▸ **Problem statement**: Across the listing below, how many lines hold "JSON"? Reply with the number by itself.

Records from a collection
● ● ● ●

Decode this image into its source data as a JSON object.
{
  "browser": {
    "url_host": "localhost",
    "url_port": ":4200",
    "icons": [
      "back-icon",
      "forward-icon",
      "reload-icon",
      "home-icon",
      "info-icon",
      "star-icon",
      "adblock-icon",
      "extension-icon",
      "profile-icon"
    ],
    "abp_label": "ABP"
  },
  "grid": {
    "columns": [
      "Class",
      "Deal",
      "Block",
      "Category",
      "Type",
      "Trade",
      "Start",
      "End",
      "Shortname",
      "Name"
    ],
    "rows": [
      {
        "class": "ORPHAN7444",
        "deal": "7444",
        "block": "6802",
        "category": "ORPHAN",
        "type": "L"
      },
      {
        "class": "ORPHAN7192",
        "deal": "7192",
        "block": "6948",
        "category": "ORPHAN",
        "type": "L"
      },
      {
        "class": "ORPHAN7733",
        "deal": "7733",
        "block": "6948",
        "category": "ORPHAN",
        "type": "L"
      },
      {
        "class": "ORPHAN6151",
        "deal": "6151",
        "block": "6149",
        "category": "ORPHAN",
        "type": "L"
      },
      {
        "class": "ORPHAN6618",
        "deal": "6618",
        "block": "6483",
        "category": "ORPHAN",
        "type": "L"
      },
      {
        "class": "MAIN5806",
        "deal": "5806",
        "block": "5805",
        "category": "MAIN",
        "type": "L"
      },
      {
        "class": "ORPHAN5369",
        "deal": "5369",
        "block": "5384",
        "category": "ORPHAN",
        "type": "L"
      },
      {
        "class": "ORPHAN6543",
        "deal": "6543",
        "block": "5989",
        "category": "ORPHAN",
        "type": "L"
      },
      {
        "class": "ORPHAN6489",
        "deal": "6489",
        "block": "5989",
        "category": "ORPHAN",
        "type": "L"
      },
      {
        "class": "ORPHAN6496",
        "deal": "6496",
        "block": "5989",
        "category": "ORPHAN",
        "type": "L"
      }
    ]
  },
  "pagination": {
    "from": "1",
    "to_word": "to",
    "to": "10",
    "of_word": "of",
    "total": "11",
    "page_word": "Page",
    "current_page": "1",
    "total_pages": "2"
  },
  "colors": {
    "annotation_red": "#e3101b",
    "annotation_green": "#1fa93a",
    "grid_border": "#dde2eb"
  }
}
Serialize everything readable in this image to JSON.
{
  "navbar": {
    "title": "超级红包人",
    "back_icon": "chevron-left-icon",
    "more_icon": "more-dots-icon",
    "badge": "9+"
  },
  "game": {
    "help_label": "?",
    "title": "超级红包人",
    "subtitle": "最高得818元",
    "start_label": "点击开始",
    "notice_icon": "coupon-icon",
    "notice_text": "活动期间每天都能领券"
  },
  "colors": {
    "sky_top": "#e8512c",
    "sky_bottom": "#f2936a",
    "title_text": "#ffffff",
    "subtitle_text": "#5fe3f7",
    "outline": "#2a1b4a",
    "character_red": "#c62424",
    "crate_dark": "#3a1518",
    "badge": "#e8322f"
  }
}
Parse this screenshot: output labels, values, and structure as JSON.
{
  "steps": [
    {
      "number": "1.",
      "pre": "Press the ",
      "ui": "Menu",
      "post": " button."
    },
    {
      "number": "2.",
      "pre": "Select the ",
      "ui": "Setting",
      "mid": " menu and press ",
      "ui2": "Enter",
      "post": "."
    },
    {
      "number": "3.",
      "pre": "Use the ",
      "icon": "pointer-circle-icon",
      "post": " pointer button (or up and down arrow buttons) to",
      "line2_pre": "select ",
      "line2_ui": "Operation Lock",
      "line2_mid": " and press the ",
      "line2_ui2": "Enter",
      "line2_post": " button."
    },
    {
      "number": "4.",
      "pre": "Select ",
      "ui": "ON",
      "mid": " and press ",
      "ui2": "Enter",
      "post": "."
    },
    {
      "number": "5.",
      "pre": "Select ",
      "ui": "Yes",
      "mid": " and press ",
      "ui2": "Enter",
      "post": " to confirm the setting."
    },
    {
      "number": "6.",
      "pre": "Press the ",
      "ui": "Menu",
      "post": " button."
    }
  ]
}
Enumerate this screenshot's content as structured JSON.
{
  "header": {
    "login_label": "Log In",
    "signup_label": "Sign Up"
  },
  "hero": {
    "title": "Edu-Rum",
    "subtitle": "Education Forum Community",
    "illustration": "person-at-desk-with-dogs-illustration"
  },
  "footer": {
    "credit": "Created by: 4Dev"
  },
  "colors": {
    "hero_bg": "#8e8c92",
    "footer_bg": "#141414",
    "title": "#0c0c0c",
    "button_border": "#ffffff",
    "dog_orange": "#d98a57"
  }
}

● ● ● ●

▸ **Answer below**: 4